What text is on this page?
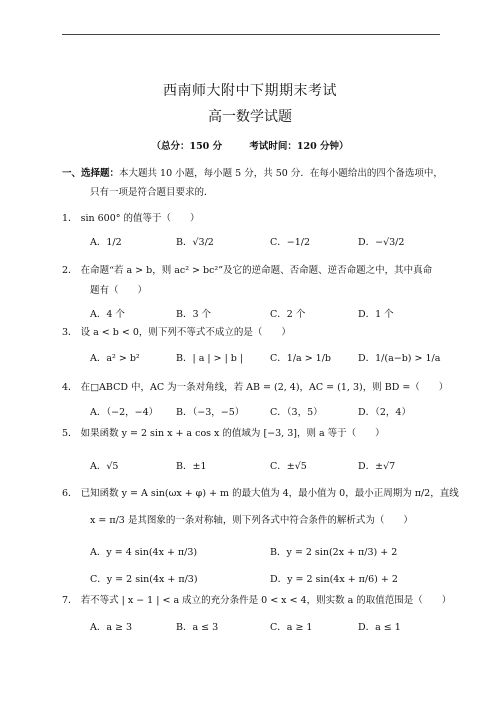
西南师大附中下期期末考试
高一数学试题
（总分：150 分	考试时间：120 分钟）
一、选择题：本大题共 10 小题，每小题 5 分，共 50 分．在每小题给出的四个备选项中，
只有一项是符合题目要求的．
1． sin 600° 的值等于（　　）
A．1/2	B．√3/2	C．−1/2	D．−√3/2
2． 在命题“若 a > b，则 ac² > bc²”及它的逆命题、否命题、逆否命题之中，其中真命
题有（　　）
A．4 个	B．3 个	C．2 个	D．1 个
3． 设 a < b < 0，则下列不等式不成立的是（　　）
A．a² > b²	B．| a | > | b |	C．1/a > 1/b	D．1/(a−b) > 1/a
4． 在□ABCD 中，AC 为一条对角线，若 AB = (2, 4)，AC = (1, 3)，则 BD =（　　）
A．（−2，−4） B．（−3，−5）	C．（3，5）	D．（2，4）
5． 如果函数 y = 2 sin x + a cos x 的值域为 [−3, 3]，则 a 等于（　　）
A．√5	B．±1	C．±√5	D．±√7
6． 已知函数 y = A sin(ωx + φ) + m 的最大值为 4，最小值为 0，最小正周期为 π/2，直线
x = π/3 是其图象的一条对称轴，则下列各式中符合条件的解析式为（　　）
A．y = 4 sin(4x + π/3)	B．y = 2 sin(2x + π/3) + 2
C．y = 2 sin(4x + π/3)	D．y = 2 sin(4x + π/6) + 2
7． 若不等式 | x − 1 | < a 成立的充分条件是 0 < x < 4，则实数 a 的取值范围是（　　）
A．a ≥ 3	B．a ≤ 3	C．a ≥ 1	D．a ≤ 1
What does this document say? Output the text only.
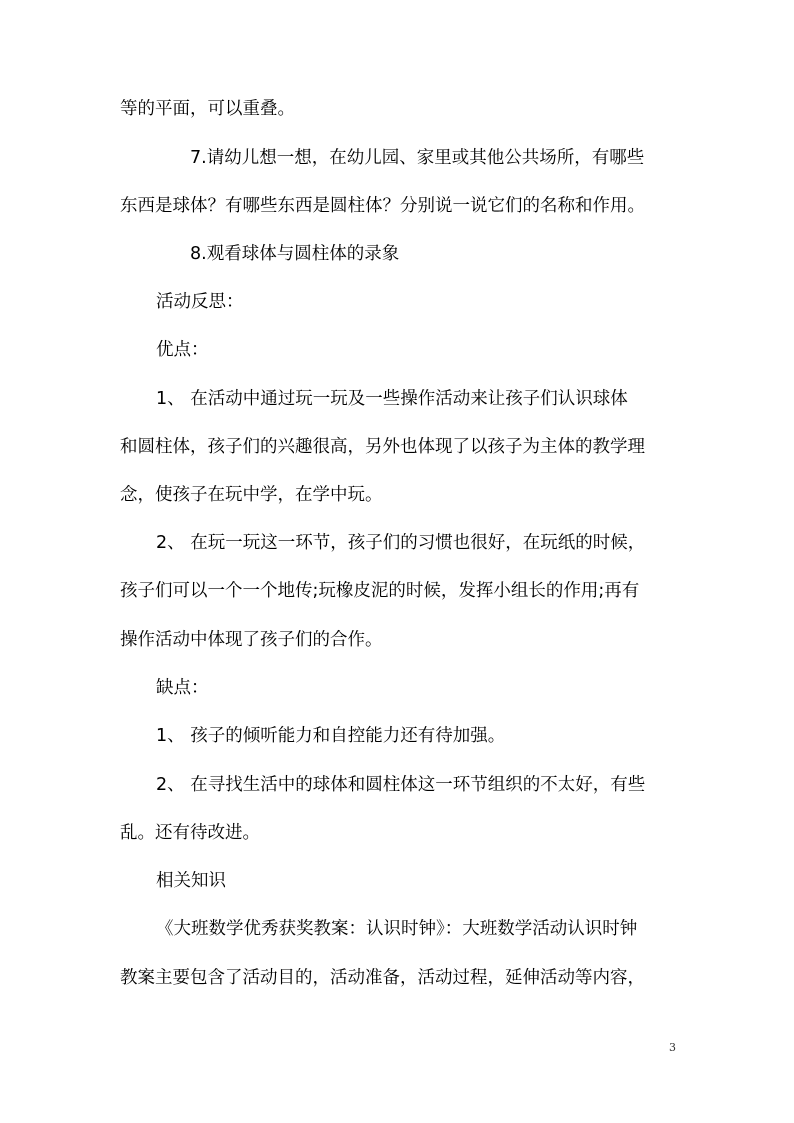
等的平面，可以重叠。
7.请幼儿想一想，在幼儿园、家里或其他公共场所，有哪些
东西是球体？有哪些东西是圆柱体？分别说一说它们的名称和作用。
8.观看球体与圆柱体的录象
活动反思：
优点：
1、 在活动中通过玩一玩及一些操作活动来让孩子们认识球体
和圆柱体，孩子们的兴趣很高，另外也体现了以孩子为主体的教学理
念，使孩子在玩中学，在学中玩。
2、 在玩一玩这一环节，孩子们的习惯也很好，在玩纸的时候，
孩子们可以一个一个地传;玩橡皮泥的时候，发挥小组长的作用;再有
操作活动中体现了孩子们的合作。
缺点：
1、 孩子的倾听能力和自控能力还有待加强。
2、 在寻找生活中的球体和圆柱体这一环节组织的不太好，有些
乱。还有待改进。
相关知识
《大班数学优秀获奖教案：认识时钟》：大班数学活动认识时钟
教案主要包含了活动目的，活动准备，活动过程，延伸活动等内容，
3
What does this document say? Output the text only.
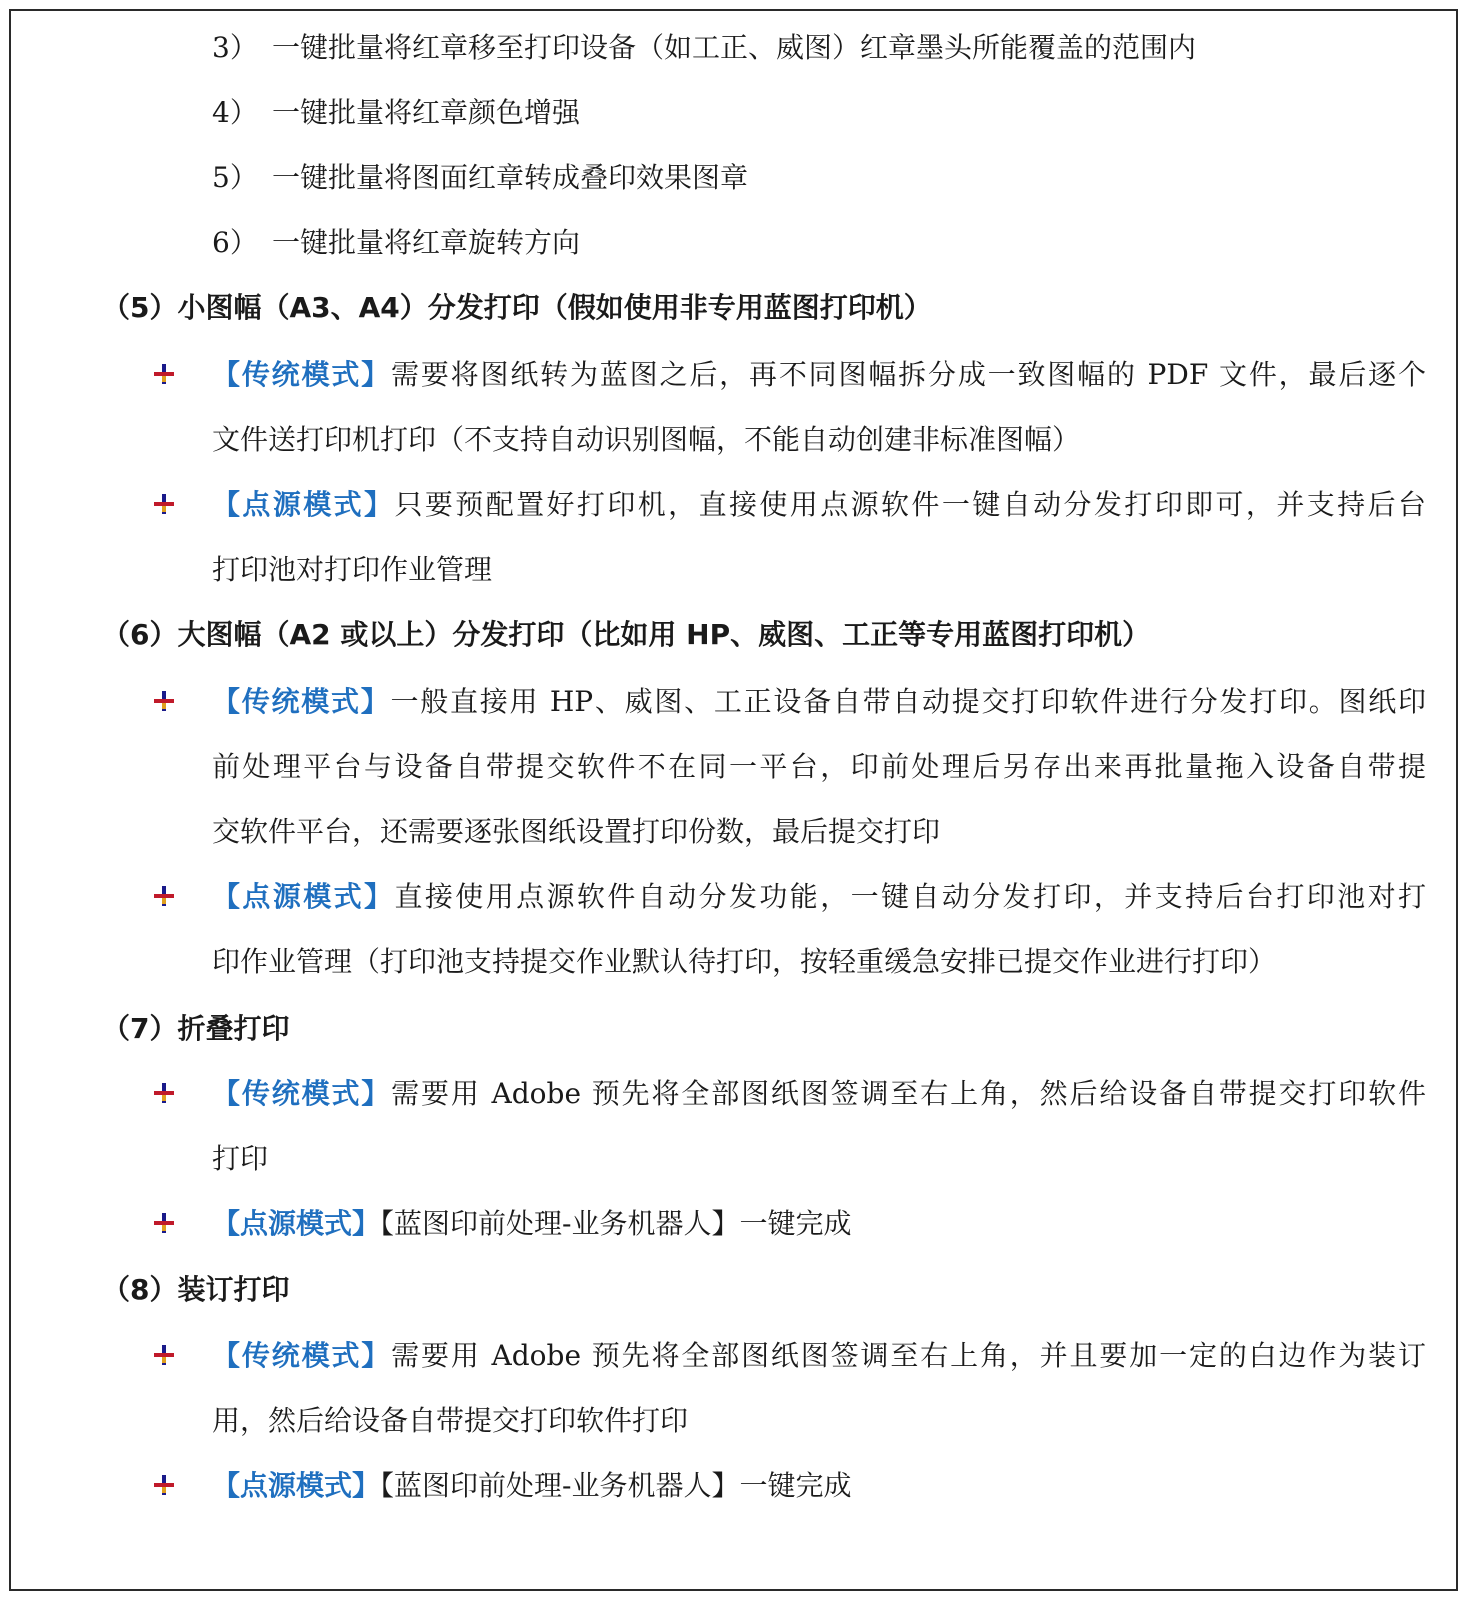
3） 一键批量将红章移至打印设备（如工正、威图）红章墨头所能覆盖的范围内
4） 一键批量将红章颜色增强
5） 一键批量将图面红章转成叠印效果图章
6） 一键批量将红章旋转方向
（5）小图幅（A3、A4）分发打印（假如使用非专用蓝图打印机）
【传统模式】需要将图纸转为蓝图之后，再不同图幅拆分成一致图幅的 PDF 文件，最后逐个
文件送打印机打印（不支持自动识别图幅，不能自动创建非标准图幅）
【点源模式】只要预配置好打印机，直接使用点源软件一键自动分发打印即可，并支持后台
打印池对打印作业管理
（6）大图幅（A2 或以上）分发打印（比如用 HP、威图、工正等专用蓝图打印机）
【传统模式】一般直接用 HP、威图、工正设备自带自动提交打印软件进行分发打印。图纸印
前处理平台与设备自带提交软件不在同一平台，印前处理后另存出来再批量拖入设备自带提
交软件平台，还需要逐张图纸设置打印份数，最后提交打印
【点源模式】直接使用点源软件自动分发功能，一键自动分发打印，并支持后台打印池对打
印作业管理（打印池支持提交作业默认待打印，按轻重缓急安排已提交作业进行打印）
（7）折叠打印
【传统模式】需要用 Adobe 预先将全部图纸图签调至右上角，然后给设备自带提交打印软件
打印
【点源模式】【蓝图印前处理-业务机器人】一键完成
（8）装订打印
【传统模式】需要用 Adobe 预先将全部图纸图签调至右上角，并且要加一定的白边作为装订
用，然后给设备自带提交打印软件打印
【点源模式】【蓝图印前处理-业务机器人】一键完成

▶ **TASK BRIEF**: Pull out each line holding the string "点源模式".

▶ **WRITTEN REPLY**:
【点源模式】只要预配置好打印机，直接使用点源软件一键自动分发打印即可，并支持后台
【点源模式】直接使用点源软件自动分发功能，一键自动分发打印，并支持后台打印池对打
【点源模式】【蓝图印前处理-业务机器人】一键完成
【点源模式】【蓝图印前处理-业务机器人】一键完成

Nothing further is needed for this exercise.